Figure dataset records:
○ ○ ○ ○

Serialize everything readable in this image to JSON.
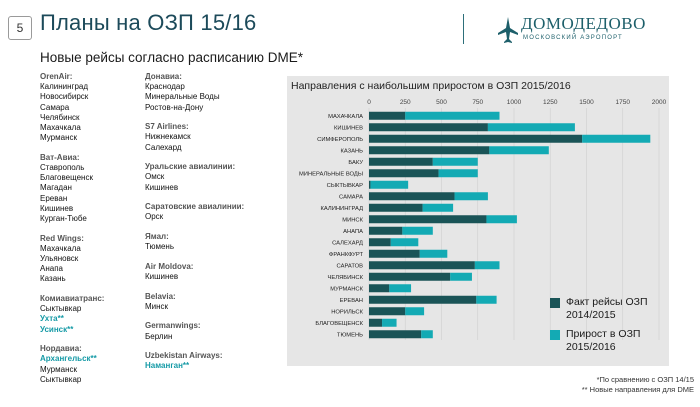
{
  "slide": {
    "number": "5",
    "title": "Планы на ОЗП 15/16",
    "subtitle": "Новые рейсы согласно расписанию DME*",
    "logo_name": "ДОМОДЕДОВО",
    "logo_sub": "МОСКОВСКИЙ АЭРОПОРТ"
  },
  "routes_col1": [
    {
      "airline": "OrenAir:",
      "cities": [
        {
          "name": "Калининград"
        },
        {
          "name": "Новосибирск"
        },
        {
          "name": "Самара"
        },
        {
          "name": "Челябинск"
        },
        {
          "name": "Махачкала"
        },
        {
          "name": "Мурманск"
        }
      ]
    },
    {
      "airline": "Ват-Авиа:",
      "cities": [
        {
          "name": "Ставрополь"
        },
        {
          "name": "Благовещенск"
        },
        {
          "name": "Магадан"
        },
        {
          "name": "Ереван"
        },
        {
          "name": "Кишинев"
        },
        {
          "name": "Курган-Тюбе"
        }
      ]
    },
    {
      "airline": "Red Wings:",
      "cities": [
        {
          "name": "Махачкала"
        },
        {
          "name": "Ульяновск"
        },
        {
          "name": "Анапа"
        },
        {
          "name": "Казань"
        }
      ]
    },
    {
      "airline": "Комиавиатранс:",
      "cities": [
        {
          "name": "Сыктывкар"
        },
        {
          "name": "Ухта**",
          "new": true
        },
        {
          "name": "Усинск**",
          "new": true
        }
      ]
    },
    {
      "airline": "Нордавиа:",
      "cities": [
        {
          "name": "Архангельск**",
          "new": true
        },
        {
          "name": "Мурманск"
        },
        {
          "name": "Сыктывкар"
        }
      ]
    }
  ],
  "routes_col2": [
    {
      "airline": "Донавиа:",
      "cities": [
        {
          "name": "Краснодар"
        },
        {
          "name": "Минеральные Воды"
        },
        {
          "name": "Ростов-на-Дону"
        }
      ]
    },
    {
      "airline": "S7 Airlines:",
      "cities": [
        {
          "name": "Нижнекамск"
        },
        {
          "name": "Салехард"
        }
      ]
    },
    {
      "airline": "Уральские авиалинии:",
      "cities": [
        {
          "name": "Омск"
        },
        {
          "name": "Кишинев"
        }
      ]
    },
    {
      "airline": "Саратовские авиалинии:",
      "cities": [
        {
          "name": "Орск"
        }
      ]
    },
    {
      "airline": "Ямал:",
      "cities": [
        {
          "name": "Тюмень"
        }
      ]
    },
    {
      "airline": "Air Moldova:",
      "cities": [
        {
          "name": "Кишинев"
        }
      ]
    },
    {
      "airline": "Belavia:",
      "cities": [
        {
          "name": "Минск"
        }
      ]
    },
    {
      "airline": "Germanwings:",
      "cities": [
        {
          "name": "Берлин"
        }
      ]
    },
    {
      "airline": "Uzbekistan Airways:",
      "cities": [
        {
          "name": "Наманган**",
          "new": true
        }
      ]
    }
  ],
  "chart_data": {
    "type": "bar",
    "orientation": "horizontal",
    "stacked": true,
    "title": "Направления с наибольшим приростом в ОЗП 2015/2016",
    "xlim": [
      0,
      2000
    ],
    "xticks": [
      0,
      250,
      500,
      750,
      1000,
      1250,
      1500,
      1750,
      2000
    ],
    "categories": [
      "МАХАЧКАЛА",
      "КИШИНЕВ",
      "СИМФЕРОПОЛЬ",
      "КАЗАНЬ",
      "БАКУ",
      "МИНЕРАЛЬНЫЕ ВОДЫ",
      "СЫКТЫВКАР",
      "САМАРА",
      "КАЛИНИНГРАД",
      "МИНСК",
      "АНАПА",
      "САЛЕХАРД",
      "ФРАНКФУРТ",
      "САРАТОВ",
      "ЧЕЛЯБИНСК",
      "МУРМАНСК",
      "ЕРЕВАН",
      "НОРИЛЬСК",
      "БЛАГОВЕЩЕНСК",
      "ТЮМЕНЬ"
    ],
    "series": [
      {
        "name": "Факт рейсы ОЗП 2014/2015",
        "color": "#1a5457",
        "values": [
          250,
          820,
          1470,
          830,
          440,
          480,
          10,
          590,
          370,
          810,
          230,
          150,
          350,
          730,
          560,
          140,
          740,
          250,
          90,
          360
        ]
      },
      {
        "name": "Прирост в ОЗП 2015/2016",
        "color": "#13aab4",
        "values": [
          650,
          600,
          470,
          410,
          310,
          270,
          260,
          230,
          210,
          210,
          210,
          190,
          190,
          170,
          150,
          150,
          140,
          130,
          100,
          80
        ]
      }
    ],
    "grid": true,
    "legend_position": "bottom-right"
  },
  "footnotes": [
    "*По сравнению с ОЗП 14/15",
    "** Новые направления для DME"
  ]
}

○ ○ ○ ○

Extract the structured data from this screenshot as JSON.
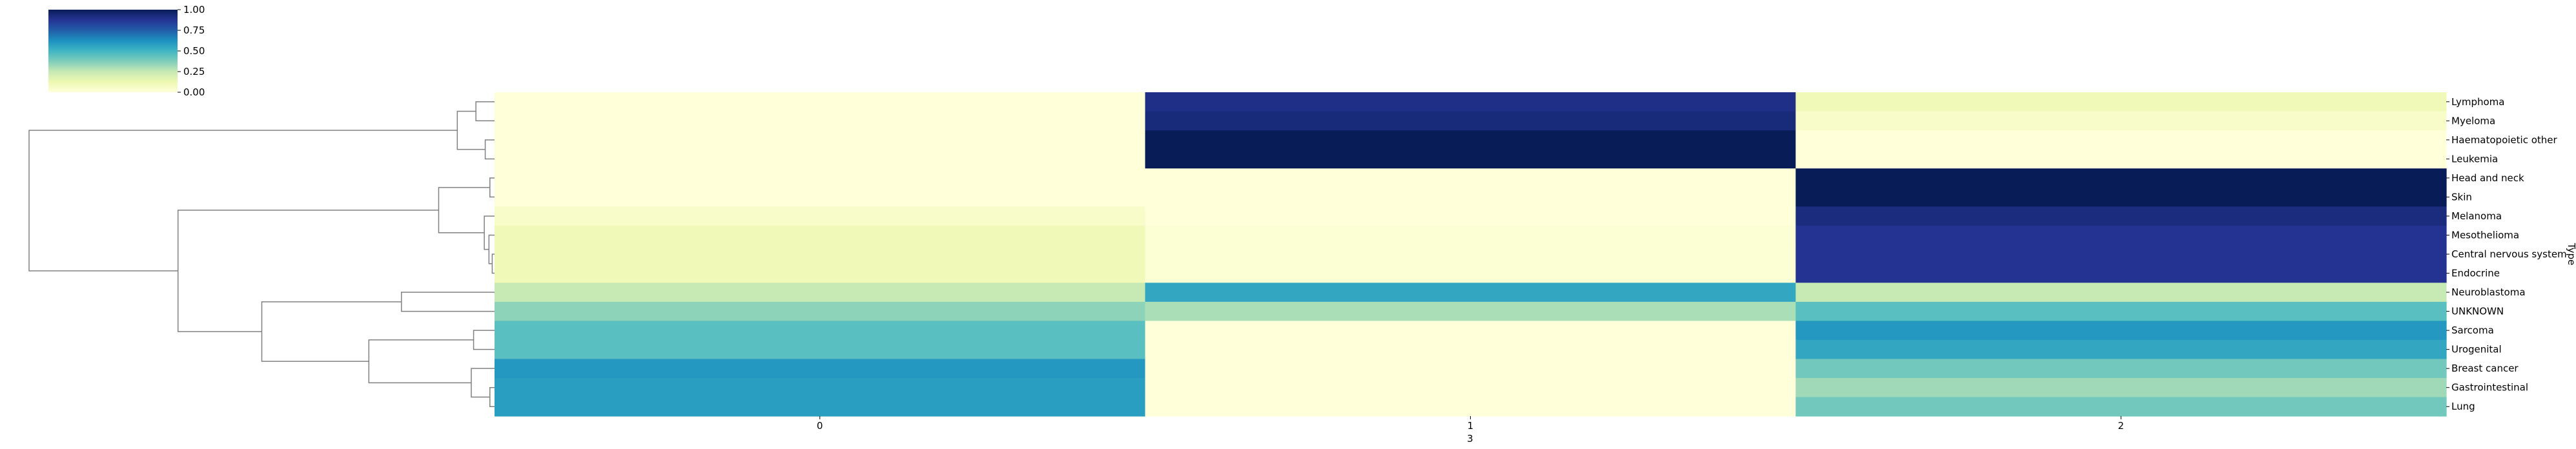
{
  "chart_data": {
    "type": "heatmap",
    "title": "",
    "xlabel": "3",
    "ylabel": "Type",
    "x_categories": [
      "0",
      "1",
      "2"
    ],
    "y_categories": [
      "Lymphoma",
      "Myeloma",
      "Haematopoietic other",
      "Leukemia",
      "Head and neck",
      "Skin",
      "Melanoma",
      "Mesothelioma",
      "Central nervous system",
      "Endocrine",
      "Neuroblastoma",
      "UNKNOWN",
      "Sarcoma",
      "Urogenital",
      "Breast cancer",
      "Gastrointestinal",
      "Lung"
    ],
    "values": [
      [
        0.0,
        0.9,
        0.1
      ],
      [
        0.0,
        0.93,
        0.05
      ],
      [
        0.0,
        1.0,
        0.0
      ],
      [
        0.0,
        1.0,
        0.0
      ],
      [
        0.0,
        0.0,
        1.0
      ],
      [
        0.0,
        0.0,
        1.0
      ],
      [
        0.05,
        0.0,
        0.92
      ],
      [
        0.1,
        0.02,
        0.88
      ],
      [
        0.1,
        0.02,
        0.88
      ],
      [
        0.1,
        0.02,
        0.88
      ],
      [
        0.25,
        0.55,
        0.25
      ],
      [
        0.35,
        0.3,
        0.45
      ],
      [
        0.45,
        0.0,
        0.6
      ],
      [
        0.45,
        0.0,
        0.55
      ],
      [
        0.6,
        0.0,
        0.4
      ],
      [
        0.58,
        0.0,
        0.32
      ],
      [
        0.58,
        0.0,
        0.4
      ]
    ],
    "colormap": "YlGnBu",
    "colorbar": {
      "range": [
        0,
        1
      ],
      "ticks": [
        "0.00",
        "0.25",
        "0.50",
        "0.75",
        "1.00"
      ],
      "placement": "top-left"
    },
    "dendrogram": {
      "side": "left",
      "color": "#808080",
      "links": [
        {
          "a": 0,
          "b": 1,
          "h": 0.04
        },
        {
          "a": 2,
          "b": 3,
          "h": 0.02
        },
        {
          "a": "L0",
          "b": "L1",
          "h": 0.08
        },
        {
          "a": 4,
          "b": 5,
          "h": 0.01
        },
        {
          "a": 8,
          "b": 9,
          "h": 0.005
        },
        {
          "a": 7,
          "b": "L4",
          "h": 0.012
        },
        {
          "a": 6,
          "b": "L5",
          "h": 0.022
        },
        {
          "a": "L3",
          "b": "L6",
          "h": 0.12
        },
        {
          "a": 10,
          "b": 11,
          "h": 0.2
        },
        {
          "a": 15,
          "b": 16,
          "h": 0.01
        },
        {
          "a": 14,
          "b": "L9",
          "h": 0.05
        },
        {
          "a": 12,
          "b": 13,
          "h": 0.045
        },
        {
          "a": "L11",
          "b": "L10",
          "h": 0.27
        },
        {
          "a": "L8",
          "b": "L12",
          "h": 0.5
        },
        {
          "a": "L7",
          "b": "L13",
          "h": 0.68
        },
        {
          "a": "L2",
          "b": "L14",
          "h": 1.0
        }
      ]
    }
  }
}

○ ○ ○ ○

Answer with one number only: how many lines above contain the word "рейсы".

2